►

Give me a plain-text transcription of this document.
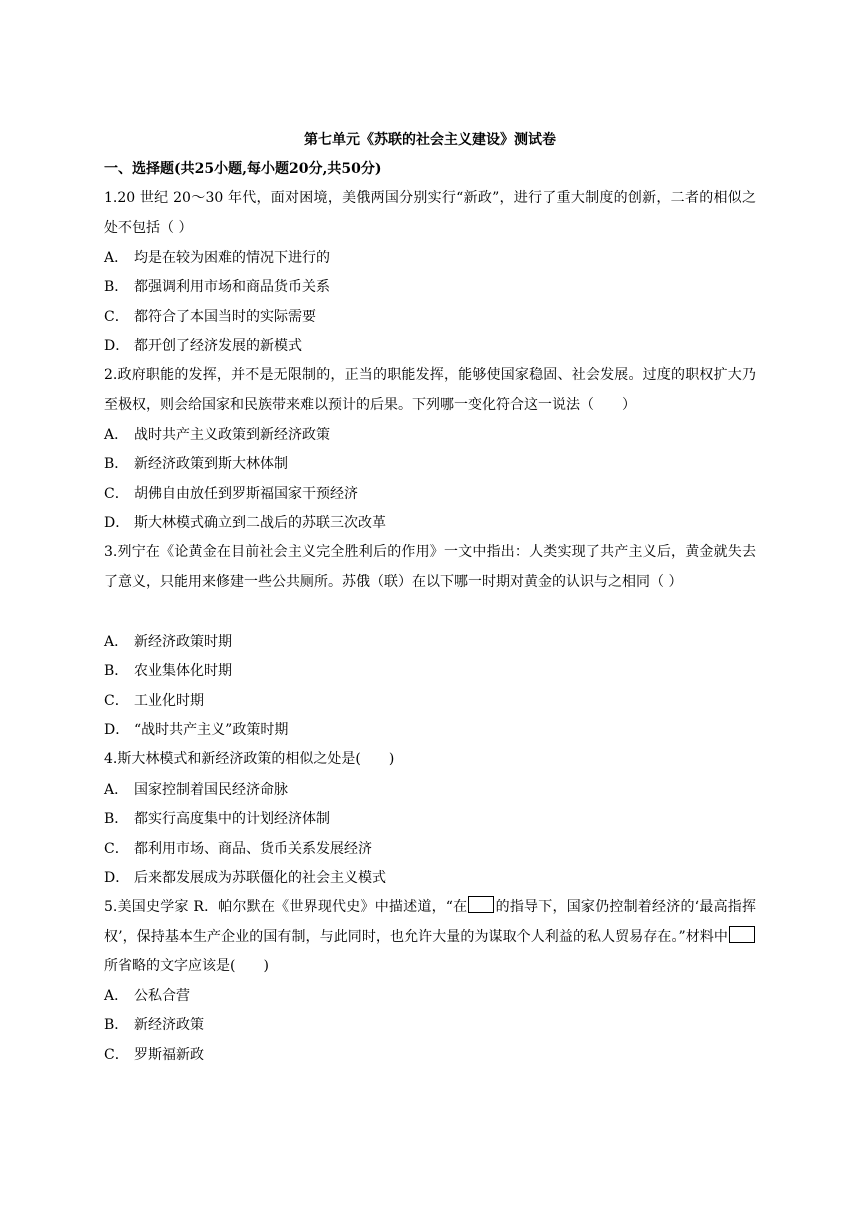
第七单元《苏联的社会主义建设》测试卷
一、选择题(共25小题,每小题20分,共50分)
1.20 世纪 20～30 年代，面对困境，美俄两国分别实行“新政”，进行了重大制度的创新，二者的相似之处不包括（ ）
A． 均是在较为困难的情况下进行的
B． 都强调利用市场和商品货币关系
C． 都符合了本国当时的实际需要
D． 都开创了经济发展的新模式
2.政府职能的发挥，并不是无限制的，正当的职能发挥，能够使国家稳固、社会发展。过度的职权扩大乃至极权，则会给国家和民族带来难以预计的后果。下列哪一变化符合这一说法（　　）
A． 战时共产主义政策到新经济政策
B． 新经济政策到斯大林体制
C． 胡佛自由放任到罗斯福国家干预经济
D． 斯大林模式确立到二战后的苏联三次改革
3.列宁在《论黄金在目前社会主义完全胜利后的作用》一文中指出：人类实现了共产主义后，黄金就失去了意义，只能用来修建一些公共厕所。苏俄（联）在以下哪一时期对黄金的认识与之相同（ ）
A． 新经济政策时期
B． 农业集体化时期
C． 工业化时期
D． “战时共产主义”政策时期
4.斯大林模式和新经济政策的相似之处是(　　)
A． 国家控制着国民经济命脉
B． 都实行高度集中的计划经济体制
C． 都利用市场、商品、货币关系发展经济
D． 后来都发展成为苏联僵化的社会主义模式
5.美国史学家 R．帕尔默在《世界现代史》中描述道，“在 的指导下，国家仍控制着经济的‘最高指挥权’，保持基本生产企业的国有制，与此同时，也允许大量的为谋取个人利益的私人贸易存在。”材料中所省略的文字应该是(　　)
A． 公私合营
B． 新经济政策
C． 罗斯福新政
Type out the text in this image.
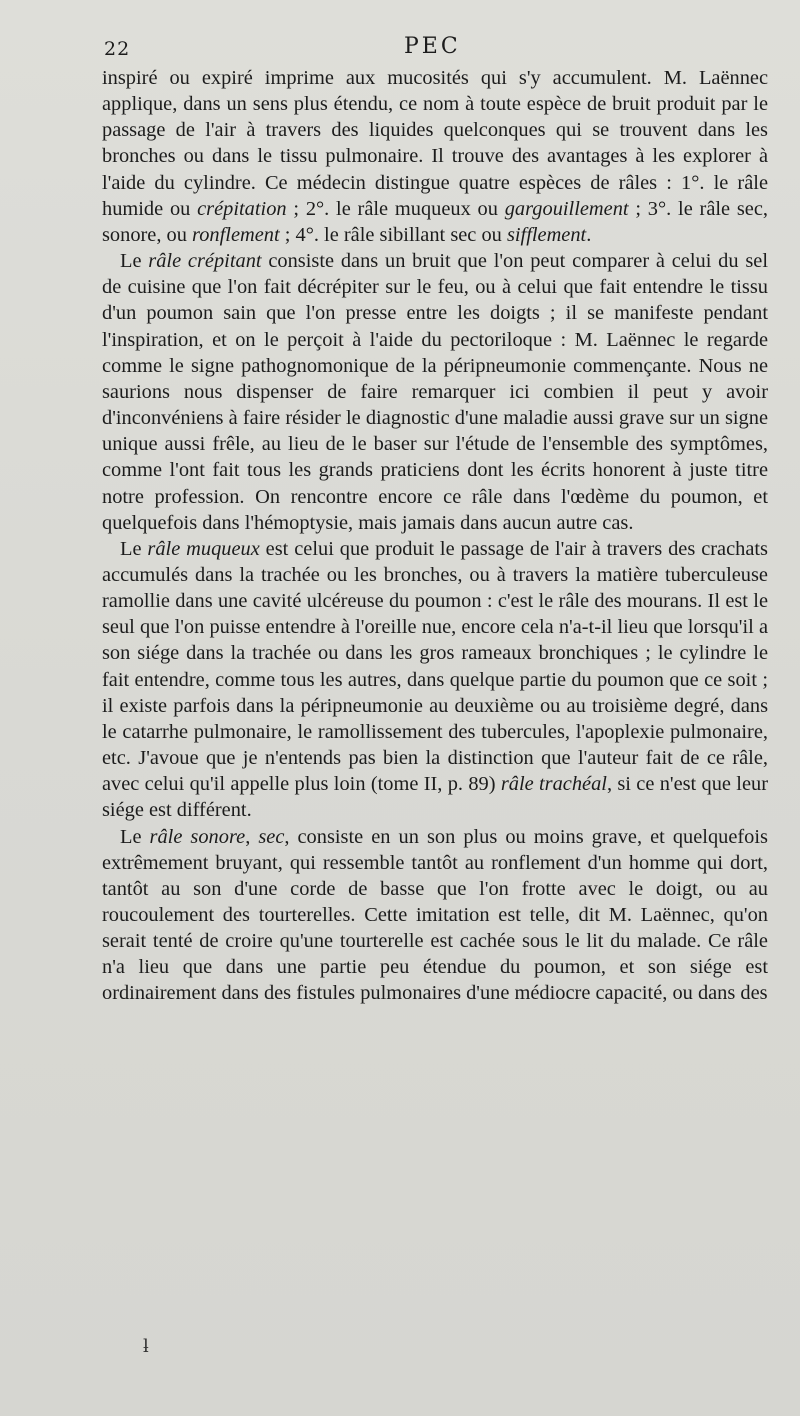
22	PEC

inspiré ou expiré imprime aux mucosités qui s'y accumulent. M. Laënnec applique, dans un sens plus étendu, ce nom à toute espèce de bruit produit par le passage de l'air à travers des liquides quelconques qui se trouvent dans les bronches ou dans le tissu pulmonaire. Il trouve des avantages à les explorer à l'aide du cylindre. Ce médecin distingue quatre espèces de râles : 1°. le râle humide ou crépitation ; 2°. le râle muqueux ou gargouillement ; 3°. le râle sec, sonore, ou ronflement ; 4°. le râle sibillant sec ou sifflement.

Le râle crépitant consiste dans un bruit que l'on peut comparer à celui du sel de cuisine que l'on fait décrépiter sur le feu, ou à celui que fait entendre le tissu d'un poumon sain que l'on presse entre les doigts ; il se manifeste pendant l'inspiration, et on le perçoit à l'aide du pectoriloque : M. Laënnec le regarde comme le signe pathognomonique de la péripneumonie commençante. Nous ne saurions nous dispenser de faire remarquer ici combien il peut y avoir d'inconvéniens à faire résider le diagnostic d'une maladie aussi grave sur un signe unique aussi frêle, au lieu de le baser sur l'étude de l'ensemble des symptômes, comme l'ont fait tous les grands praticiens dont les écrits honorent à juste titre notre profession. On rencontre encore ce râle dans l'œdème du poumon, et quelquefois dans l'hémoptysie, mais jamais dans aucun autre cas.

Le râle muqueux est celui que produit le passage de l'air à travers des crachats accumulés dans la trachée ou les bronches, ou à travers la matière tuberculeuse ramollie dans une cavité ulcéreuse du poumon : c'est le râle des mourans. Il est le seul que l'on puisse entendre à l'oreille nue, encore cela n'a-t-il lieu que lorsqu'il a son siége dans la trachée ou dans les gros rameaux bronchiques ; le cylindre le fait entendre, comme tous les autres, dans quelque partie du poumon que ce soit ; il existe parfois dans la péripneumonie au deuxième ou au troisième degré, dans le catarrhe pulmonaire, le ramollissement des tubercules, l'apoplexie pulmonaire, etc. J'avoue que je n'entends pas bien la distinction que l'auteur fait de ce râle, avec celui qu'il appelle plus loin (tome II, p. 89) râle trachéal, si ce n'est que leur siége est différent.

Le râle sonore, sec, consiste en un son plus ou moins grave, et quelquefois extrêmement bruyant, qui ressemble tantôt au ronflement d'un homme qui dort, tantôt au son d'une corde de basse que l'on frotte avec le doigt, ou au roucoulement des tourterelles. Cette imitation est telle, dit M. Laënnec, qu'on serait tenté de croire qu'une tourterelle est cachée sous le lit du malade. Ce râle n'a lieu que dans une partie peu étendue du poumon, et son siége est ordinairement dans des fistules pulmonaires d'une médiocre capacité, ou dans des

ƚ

◄
►

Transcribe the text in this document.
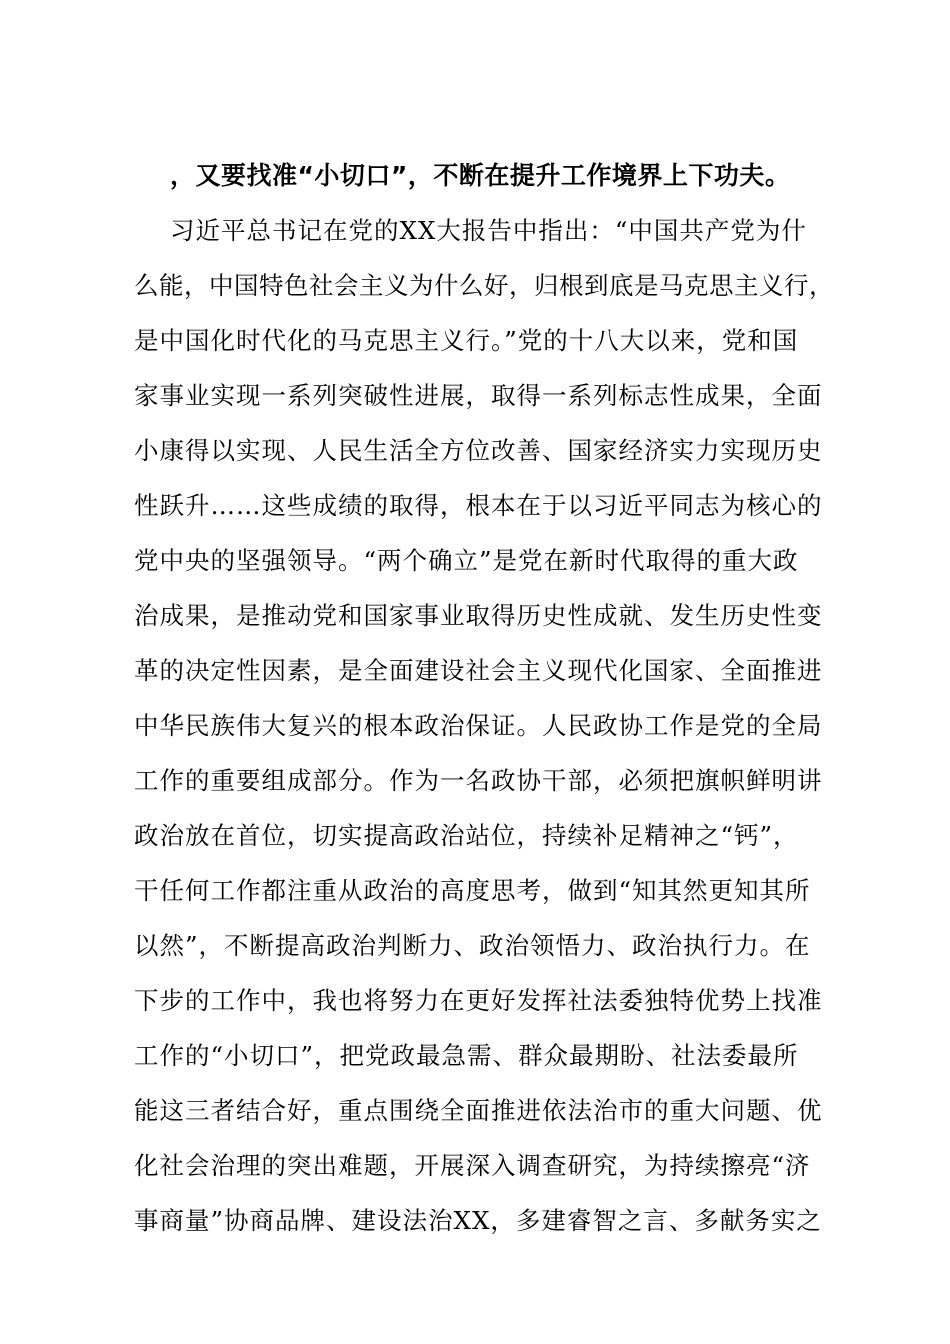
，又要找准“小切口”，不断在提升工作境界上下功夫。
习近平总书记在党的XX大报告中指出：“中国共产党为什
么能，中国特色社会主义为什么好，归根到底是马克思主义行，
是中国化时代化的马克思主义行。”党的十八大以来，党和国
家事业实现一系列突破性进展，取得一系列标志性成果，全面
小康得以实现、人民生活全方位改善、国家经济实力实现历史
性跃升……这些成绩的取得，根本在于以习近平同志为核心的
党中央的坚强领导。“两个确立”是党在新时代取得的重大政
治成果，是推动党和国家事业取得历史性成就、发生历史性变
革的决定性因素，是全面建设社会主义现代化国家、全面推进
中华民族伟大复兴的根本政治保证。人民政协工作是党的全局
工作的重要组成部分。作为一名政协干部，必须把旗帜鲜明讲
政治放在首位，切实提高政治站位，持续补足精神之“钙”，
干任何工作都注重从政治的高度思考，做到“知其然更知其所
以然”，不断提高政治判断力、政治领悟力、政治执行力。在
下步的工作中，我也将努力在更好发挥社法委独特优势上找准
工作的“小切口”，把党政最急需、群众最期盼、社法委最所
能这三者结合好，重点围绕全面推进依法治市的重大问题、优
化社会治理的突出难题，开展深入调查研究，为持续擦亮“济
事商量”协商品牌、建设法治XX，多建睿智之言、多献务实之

◄
►

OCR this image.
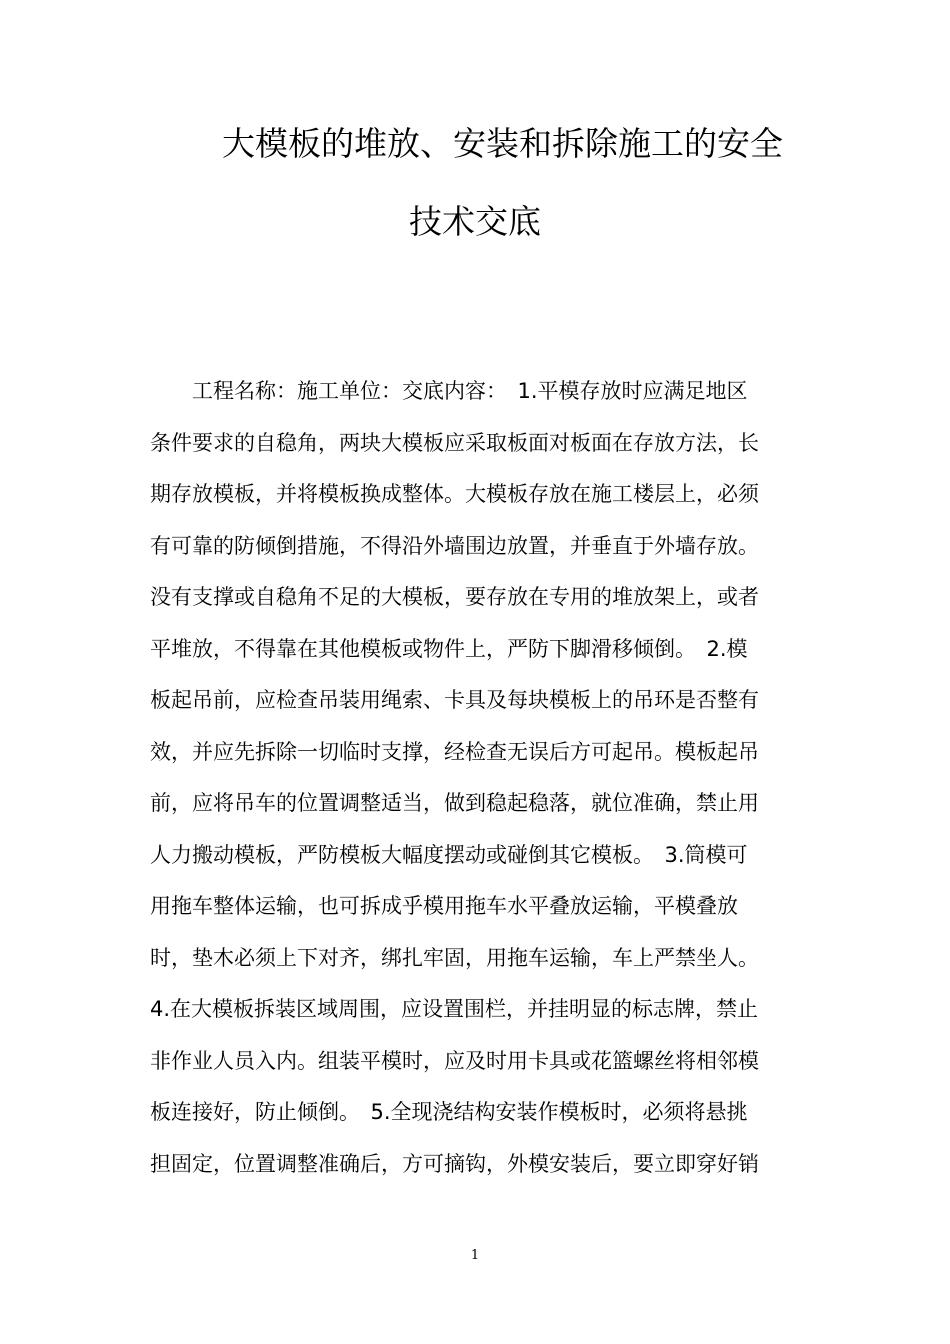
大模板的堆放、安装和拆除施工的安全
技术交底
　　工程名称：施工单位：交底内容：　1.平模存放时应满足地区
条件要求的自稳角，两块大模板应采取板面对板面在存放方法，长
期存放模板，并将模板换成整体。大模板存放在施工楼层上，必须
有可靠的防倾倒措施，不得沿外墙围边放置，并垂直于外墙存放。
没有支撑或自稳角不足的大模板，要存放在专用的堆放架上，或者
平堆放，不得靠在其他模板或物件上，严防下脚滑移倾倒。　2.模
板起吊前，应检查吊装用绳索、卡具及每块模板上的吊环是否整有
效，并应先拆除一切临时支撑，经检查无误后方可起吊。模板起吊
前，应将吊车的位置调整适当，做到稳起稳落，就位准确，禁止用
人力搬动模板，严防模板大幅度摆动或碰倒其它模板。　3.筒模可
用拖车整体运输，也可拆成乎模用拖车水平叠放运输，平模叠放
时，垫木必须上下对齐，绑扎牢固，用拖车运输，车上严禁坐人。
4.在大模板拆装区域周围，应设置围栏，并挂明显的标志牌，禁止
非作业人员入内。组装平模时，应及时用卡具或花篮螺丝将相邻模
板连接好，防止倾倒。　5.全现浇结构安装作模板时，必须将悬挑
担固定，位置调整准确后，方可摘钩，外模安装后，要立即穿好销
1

◄

- To be done
For each line of the entries that includes "text", show that line.

- Result
Give me a plain-text transcription of this document.
Type out the text in this image.
Transcribe the text in this document.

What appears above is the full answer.